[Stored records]
○ ○ ○ ○ ○
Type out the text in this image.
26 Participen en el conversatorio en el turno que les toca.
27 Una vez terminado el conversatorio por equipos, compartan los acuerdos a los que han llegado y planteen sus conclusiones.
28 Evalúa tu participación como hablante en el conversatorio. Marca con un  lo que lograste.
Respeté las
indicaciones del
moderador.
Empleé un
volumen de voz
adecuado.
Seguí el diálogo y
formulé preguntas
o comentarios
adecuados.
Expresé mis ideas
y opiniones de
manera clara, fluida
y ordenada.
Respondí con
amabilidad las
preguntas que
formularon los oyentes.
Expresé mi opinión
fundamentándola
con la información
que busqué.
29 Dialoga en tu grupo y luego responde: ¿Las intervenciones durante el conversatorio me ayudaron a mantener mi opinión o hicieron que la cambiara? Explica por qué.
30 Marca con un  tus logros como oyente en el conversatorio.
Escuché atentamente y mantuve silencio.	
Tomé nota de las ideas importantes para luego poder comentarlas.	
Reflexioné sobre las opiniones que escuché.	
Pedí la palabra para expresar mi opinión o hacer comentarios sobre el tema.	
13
○ ○ ○ ○ ○
Take every line that includes the string "sobre" and copy it.

WRITTEN SOLUTION>
Reflexioné sobre las opiniones que escuché.	
Pedí la palabra para expresar mi opinión o hacer comentarios sobre el tema.	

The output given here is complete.